* Begin DATA RECORDS *

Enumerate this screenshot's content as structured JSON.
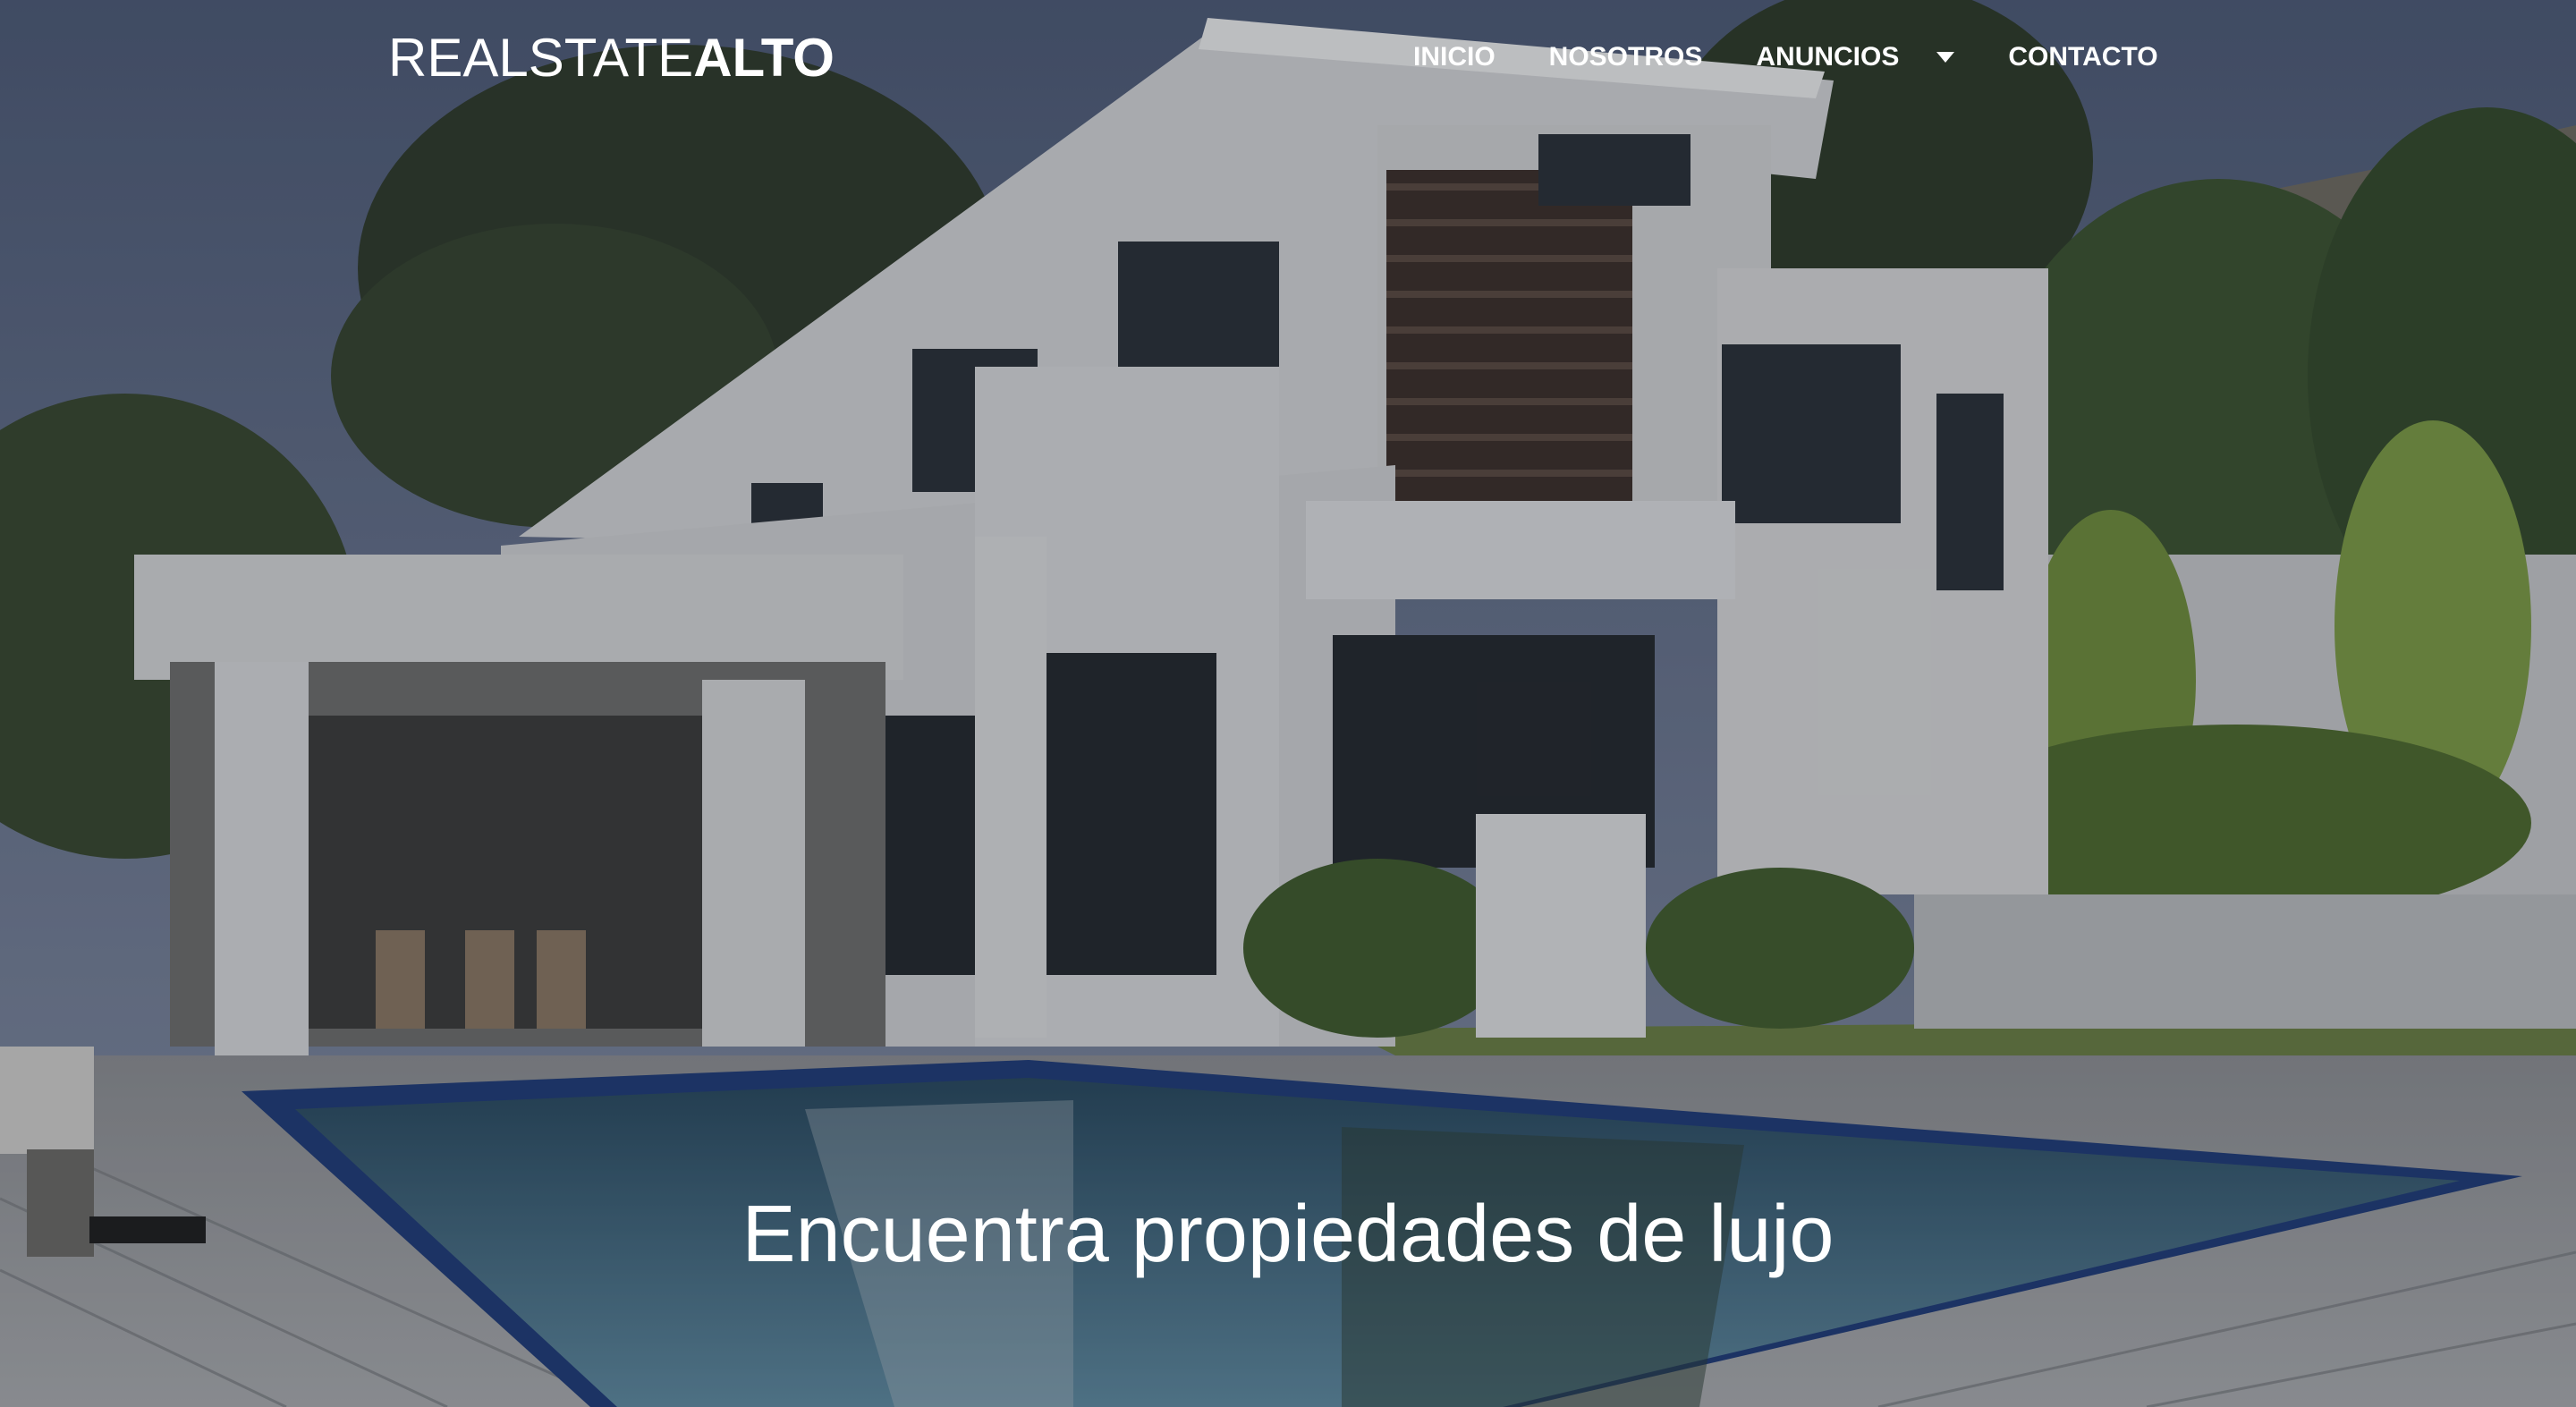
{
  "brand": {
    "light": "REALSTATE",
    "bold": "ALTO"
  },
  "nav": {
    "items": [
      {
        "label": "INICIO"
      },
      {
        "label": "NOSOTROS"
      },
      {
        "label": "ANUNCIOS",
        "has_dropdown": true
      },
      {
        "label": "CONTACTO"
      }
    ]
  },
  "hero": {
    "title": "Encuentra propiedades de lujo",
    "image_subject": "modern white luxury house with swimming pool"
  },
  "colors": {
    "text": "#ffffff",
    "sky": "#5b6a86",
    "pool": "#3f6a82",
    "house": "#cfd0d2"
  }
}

* End DATA RECORDS *

▶ **THE REQUEST**:
Your task is to gather every line with the word "house" and copy it.

▶ **RIGHT ANSWER**:
    "image_subject": "modern white luxury house with swimming pool"
    "house": "#cfd0d2"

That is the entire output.